→ **Data shown**:
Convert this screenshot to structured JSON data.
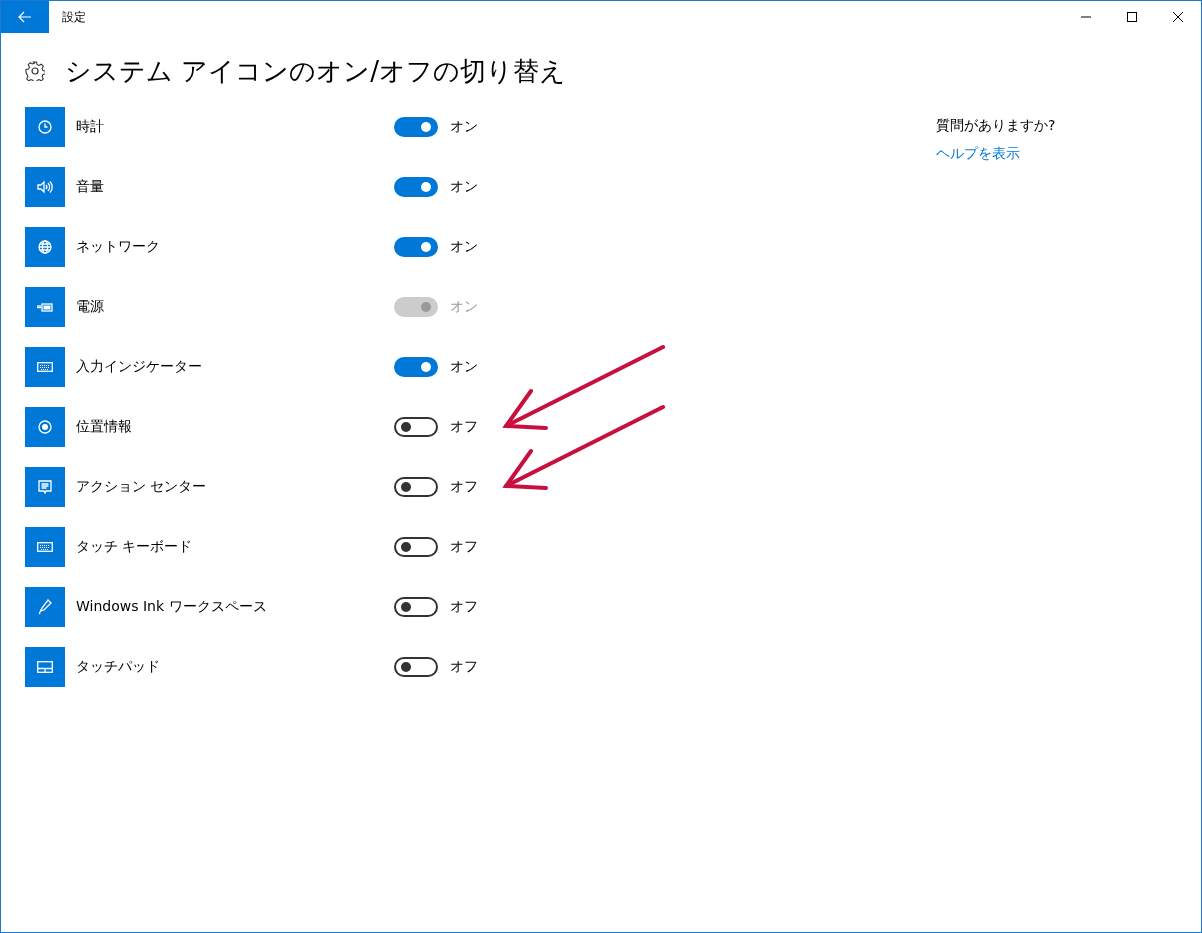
{
  "window": {
    "title": "設定"
  },
  "page": {
    "title": "システム アイコンのオン/オフの切り替え"
  },
  "items": [
    {
      "kind": "clock",
      "label": "時計",
      "on": true,
      "disabled": false,
      "state_text": "オン",
      "arrow": false
    },
    {
      "kind": "volume",
      "label": "音量",
      "on": true,
      "disabled": false,
      "state_text": "オン",
      "arrow": false
    },
    {
      "kind": "network",
      "label": "ネットワーク",
      "on": true,
      "disabled": false,
      "state_text": "オン",
      "arrow": false
    },
    {
      "kind": "power",
      "label": "電源",
      "on": true,
      "disabled": true,
      "state_text": "オン",
      "arrow": false
    },
    {
      "kind": "keyboard",
      "label": "入力インジケーター",
      "on": true,
      "disabled": false,
      "state_text": "オン",
      "arrow": false
    },
    {
      "kind": "location",
      "label": "位置情報",
      "on": false,
      "disabled": false,
      "state_text": "オフ",
      "arrow": true
    },
    {
      "kind": "action",
      "label": "アクション センター",
      "on": false,
      "disabled": false,
      "state_text": "オフ",
      "arrow": true
    },
    {
      "kind": "keyboard",
      "label": "タッチ キーボード",
      "on": false,
      "disabled": false,
      "state_text": "オフ",
      "arrow": false
    },
    {
      "kind": "pen",
      "label": "Windows Ink ワークスペース",
      "on": false,
      "disabled": false,
      "state_text": "オフ",
      "arrow": false
    },
    {
      "kind": "touchpad",
      "label": "タッチパッド",
      "on": false,
      "disabled": false,
      "state_text": "オフ",
      "arrow": false
    }
  ],
  "help": {
    "question": "質問がありますか?",
    "link": "ヘルプを表示"
  }
}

→ **Written problem**: Go through the records and copy each line with "label" in it.

→ **Output**:
      "label": "時計",
      "label": "音量",
      "label": "ネットワーク",
      "label": "電源",
      "label": "入力インジケーター",
      "label": "位置情報",
      "label": "アクション センター",
      "label": "タッチ キーボード",
      "label": "Windows Ink ワークスペース",
      "label": "タッチパッド",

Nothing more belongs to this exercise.